━━━━━ Dataset content

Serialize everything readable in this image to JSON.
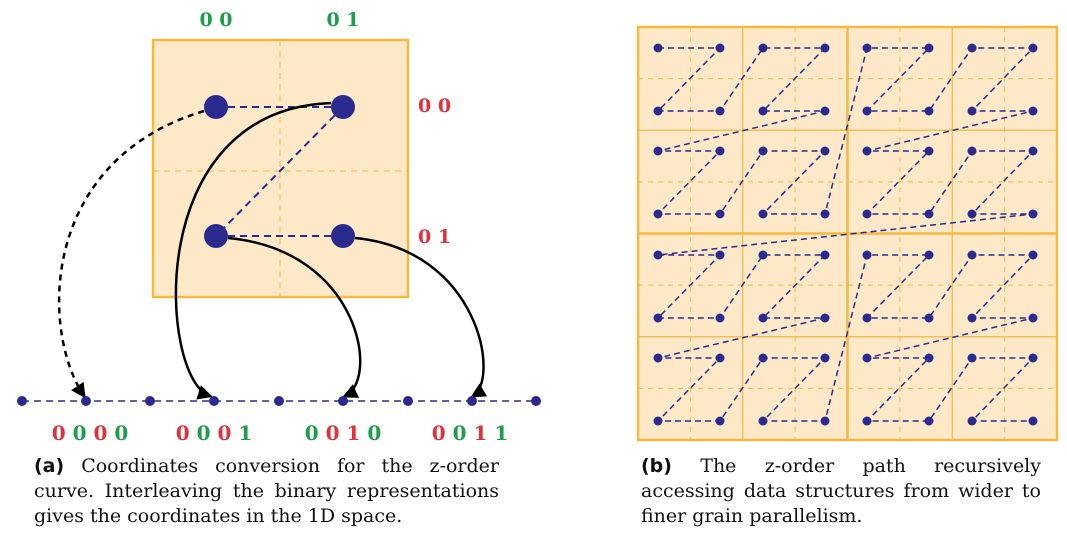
{
  "panel_a": {
    "col_labels": [
      "0 0",
      "0 1"
    ],
    "row_labels": [
      "0 0",
      "0 1"
    ],
    "bottom_labels": [
      [
        {
          "t": "0",
          "c": "red"
        },
        {
          "t": "0",
          "c": "green"
        },
        {
          "t": "0",
          "c": "red"
        },
        {
          "t": "0",
          "c": "green"
        }
      ],
      [
        {
          "t": "0",
          "c": "red"
        },
        {
          "t": "0",
          "c": "green"
        },
        {
          "t": "0",
          "c": "red"
        },
        {
          "t": "1",
          "c": "green"
        }
      ],
      [
        {
          "t": "0",
          "c": "green"
        },
        {
          "t": "0",
          "c": "red"
        },
        {
          "t": "1",
          "c": "red"
        },
        {
          "t": "0",
          "c": "green"
        }
      ],
      [
        {
          "t": "0",
          "c": "red"
        },
        {
          "t": "0",
          "c": "green"
        },
        {
          "t": "1",
          "c": "red"
        },
        {
          "t": "1",
          "c": "green"
        }
      ]
    ],
    "caption_tag": "(a)",
    "caption_text": "Coordinates conversion for the z-order curve. Interleaving the binary representations gives the coordinates in the 1D space."
  },
  "panel_b": {
    "caption_tag": "(b)",
    "caption_text": "The z-order path recursively accessing data structures from wider to finer grain parallelism."
  },
  "colors": {
    "fill": "#fde8c8",
    "border": "#f5b942",
    "dot": "#2b2b8f",
    "red": "#e0323c",
    "green": "#1f9e4a"
  }
}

━━━━━━━━━━

The task >>
Print out the material word for word, omitting the pictures.

The completed task >>
Serialize everything readable in this image to JSON.
{
  "panel_a": {
    "col_labels": [
      "0 0",
      "0 1"
    ],
    "row_labels": [
      "0 0",
      "0 1"
    ],
    "bottom_labels": [
      [
        {
          "t": "0",
          "c": "red"
        },
        {
          "t": "0",
          "c": "green"
        },
        {
          "t": "0",
          "c": "red"
        },
        {
          "t": "0",
          "c": "green"
        }
      ],
      [
        {
          "t": "0",
          "c": "red"
        },
        {
          "t": "0",
          "c": "green"
        },
        {
          "t": "0",
          "c": "red"
        },
        {
          "t": "1",
          "c": "green"
        }
      ],
      [
        {
          "t": "0",
          "c": "green"
        },
        {
          "t": "0",
          "c": "red"
        },
        {
          "t": "1",
          "c": "red"
        },
        {
          "t": "0",
          "c": "green"
        }
      ],
      [
        {
          "t": "0",
          "c": "red"
        },
        {
          "t": "0",
          "c": "green"
        },
        {
          "t": "1",
          "c": "red"
        },
        {
          "t": "1",
          "c": "green"
        }
      ]
    ],
    "caption_tag": "(a)",
    "caption_text": "Coordinates conversion for the z-order curve. Interleaving the binary representations gives the coordinates in the 1D space."
  },
  "panel_b": {
    "caption_tag": "(b)",
    "caption_text": "The z-order path recursively accessing data structures from wider to finer grain parallelism."
  },
  "colors": {
    "fill": "#fde8c8",
    "border": "#f5b942",
    "dot": "#2b2b8f",
    "red": "#e0323c",
    "green": "#1f9e4a"
  }
}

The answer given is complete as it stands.